--- What the task asks ---
Reproduce the lines from the one bearing "Convert this screenshot" through the one bearing "Output a JSON", inclusive. Copy them exactly; include no other line.

--- The data ---
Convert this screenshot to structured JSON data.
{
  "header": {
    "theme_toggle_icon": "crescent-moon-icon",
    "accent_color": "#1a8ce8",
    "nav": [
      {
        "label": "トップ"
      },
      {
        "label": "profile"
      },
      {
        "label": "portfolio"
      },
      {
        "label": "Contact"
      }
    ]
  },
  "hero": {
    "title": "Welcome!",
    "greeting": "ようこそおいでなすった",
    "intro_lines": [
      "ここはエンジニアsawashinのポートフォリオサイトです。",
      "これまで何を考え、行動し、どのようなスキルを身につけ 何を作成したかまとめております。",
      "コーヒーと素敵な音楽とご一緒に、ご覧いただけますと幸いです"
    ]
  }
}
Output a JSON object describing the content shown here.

==

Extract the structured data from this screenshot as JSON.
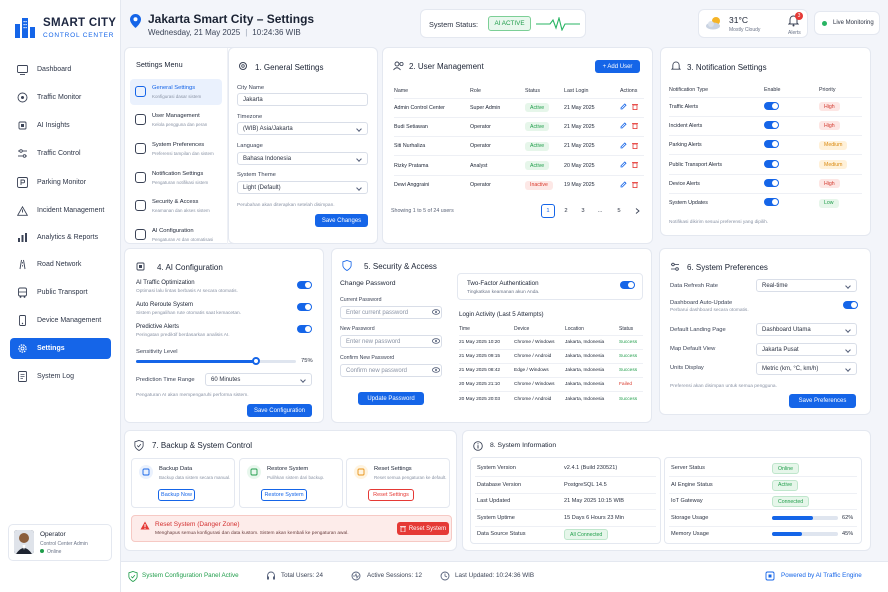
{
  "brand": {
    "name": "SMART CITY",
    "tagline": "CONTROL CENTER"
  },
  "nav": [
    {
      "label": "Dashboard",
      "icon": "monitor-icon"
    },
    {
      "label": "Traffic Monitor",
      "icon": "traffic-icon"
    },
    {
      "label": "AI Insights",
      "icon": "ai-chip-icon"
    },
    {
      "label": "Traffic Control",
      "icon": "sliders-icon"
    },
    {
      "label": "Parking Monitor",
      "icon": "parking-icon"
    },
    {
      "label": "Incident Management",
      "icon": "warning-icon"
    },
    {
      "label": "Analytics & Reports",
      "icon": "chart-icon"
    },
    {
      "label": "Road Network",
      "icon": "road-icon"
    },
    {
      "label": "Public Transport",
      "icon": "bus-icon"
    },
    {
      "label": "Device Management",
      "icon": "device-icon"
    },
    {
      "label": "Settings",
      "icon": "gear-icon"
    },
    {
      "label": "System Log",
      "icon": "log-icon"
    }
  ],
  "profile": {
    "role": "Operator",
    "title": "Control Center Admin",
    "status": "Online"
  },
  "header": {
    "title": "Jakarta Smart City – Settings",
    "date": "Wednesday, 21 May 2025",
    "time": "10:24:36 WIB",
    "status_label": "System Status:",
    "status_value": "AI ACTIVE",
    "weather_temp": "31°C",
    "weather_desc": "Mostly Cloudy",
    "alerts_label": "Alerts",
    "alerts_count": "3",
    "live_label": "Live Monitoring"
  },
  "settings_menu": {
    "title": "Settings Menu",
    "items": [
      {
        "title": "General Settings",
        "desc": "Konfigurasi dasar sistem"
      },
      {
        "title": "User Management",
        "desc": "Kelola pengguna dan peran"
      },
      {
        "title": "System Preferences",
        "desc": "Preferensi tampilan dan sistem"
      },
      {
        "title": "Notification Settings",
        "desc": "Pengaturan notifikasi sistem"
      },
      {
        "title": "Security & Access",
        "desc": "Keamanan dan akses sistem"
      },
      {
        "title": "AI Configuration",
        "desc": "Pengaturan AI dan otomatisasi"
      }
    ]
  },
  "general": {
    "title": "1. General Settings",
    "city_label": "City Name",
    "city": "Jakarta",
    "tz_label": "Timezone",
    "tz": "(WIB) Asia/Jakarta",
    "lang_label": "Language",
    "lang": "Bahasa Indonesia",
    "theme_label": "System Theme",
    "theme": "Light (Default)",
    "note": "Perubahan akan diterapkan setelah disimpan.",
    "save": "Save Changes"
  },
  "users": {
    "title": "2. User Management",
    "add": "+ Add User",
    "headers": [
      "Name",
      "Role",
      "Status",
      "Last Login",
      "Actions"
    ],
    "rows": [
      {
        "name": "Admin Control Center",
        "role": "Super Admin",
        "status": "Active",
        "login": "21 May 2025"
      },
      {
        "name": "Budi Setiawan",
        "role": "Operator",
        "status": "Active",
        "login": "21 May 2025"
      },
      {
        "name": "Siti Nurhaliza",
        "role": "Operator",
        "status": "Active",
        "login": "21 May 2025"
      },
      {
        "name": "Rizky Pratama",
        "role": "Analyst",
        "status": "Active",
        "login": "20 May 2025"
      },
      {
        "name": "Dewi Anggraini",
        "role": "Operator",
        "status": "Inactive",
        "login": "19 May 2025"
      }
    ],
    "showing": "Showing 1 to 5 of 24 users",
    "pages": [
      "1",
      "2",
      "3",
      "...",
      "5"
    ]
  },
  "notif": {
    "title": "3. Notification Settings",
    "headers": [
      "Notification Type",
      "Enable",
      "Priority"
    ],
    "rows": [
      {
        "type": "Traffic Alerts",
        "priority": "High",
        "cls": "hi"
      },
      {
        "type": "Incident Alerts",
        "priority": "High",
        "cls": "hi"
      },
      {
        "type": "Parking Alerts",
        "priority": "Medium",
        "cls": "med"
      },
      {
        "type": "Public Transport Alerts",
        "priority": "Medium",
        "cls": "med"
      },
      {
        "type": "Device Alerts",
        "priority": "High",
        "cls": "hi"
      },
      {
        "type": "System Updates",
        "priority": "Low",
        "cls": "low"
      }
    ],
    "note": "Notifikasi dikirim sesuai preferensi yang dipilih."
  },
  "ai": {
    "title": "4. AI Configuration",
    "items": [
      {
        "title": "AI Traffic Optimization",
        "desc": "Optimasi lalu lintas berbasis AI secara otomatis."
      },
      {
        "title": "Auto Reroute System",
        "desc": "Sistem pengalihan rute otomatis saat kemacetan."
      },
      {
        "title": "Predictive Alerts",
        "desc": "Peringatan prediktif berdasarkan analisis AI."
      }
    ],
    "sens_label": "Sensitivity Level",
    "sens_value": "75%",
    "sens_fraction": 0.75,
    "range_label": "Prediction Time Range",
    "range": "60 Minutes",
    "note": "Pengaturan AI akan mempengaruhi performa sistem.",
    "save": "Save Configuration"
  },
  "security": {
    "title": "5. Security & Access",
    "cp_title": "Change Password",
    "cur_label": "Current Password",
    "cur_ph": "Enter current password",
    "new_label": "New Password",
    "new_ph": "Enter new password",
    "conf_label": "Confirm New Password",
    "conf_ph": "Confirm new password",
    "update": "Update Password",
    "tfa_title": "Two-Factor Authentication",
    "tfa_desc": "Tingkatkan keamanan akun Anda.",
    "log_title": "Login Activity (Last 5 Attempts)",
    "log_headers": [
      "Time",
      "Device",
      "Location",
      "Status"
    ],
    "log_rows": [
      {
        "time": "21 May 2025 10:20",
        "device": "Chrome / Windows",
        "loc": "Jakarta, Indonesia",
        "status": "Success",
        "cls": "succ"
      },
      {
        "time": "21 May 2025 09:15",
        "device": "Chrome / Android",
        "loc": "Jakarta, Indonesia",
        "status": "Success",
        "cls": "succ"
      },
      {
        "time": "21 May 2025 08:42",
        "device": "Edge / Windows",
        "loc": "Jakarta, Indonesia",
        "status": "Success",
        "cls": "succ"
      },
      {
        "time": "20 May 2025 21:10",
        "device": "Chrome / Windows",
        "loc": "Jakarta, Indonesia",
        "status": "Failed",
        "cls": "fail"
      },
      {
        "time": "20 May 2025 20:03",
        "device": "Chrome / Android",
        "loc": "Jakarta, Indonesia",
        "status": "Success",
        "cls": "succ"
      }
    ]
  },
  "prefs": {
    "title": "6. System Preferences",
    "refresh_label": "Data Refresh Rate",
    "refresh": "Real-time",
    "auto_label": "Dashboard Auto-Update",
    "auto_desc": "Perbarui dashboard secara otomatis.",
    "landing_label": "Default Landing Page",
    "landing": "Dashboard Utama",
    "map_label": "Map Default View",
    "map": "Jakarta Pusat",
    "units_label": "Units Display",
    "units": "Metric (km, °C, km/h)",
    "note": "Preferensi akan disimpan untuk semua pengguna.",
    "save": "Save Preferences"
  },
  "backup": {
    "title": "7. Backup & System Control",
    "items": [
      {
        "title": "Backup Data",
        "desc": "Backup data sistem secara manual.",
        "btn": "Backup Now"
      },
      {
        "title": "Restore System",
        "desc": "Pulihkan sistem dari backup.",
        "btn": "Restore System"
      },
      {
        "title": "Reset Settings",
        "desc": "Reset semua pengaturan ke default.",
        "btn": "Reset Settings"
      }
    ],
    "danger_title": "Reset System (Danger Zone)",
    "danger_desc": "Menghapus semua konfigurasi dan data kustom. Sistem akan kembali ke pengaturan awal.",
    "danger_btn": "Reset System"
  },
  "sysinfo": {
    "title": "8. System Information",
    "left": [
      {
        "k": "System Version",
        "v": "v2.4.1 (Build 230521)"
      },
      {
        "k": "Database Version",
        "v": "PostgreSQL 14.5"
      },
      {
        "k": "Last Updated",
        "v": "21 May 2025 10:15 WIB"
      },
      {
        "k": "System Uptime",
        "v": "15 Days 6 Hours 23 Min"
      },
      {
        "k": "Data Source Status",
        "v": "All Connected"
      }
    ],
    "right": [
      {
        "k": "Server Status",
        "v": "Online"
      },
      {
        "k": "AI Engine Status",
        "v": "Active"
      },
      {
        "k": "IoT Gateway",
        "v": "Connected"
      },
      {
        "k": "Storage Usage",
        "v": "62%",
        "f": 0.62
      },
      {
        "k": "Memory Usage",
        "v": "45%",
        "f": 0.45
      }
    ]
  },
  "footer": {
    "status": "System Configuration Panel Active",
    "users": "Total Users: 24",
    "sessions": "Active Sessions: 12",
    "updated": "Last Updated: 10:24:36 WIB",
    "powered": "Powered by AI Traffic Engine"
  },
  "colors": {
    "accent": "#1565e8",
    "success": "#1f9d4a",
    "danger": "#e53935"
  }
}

--- Reply to the exercise ---
Convert this screenshot to structured JSON data.
{
  "header": {
    "theme_toggle_icon": "crescent-moon-icon",
    "accent_color": "#1a8ce8",
    "nav": [
      {
        "label": "トップ"
      },
      {
        "label": "profile"
      },
      {
        "label": "portfolio"
      },
      {
        "label": "Contact"
      }
    ]
  },
  "hero": {
    "title": "Welcome!",
    "greeting": "ようこそおいでなすった",
    "intro_lines": [
      "ここはエンジニアsawashinのポートフォリオサイトです。",
      "これまで何を考え、行動し、どのようなスキルを身につけ 何を作成したかまとめております。",
      "コーヒーと素敵な音楽とご一緒に、ご覧いただけますと幸いです"
    ]
  }
}
Output a JSON object describing the content shown here.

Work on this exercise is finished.